#### [TO DO]
1: List every person named in the passage about Starr King's voice.
2: Reproduce the rows from the first one through the one containing "purchase-now-button[interactable]: Purchase Now!", inclusive, changing "interactable" to "clickable" and leaving everything else unchanged.

--- Start DOCUMENT SECTION ---

Edward Everett Hale once wrote, "Starr King was an orator, whom no one
could silence and no one could answer." Says another, "There was
argument in his very voice. It thrilled and throbbed through an audience
like an organ carrying conviction captive before its wonderful melody."
If it is true that William Pitt once ruled the British Nation by his
voice, as good authority affirms, if it is true, that Daniel O'Connell's
voice

Glided easy as a bird may glide,
And played with each wild passion as it went,

may it not also be true that Starr King's clear, penetrating, musical
voice, answering to the moods of the soul as a loved instrument to the
hand of the player, was in itself a kind of gospel of good will to men?

--- End DOCUMENT SECTION ---
--- Start PROVIDED MATERIAL ---

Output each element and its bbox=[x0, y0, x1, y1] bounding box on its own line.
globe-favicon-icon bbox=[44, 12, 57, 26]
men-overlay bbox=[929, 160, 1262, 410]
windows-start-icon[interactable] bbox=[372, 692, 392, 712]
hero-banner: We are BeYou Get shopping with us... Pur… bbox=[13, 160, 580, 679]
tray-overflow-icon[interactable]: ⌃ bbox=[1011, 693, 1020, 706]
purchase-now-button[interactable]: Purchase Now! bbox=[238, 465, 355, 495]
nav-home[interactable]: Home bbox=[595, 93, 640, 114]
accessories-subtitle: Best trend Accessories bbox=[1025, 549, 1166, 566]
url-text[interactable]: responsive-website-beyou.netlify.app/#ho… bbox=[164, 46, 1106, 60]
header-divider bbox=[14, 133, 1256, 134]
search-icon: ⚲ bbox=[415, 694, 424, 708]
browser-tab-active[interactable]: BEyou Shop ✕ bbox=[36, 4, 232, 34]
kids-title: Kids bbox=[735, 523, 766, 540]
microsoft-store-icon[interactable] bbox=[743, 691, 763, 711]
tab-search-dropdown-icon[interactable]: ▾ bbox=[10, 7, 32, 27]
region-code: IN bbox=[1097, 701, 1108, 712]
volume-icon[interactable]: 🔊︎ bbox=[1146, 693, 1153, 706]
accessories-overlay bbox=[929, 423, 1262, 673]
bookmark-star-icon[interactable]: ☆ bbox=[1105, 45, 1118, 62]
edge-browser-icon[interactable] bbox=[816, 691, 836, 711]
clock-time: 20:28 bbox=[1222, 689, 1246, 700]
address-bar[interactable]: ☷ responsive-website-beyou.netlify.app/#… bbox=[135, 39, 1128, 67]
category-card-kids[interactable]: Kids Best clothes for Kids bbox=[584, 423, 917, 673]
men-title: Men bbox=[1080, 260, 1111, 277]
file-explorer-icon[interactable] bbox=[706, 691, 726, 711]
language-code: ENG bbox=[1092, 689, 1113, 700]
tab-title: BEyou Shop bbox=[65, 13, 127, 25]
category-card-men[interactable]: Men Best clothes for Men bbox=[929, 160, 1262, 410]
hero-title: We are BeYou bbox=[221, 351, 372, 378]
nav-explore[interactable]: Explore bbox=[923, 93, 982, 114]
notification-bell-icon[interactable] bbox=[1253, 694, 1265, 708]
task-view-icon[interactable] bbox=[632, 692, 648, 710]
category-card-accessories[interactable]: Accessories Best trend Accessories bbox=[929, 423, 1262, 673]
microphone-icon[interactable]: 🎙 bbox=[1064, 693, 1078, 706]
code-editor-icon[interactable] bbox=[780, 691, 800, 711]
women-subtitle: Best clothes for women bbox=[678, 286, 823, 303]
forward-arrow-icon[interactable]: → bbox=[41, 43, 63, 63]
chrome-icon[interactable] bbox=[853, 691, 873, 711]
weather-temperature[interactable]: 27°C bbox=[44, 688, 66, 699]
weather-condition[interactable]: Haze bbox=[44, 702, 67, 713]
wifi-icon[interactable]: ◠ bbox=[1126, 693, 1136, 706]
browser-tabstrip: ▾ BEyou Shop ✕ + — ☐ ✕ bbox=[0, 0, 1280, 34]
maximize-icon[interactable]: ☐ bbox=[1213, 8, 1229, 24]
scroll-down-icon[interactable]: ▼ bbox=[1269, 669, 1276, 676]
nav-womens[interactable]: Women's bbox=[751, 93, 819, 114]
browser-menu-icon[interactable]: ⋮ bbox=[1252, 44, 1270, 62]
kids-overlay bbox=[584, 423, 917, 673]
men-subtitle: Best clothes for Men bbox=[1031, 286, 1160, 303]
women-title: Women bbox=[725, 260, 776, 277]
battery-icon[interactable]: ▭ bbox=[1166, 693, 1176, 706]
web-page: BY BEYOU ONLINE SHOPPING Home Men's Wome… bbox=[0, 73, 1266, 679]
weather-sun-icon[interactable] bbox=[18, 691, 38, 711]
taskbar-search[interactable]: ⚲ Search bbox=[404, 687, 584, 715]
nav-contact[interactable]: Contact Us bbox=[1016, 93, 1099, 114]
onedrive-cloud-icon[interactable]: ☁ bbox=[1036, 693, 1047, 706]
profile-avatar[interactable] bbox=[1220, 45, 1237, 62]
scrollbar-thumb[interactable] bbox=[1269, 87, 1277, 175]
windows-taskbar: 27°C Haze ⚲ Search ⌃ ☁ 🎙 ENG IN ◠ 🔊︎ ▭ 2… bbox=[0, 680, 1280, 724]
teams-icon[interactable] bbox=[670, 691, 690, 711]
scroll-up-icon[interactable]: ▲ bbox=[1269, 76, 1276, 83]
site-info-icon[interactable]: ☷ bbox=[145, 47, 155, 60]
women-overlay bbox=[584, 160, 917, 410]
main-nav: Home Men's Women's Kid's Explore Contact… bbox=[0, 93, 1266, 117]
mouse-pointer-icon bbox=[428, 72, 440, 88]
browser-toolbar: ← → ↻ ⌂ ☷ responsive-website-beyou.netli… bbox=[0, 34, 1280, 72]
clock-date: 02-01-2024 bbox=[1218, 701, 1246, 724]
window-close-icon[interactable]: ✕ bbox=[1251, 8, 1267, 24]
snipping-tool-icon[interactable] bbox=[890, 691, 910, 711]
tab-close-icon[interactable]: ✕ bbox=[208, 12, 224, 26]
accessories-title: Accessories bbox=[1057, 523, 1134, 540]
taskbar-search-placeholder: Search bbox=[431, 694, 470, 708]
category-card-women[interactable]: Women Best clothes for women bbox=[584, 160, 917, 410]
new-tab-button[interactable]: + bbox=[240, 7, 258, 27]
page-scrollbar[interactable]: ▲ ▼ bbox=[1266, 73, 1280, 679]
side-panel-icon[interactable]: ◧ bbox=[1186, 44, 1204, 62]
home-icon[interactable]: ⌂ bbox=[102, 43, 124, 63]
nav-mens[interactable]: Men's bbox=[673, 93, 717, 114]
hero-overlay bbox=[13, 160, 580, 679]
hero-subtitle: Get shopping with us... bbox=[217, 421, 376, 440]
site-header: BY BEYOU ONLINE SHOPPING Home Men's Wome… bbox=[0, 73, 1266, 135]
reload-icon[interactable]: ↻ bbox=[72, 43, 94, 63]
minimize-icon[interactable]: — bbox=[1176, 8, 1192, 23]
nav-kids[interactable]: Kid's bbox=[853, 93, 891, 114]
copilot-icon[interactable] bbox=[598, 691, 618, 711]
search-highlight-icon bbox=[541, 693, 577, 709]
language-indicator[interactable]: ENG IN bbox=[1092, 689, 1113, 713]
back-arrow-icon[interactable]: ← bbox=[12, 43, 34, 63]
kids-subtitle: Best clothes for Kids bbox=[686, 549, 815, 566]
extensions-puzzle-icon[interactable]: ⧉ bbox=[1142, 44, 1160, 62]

--- End PROVIDED MATERIAL ---

#### [FULL ANSWERS]
1:
Edward Everett Hale
Starr King
William Pitt
Daniel O'Connell

2:
Output each element and its bbox=[x0, y0, x1, y1] bounding box on its own line.
globe-favicon-icon bbox=[44, 12, 57, 26]
men-overlay bbox=[929, 160, 1262, 410]
windows-start-icon[clickable] bbox=[372, 692, 392, 712]
hero-banner: We are BeYou Get shopping with us... Pur… bbox=[13, 160, 580, 679]
tray-overflow-icon[clickable]: ⌃ bbox=[1011, 693, 1020, 706]
purchase-now-button[clickable]: Purchase Now! bbox=[238, 465, 355, 495]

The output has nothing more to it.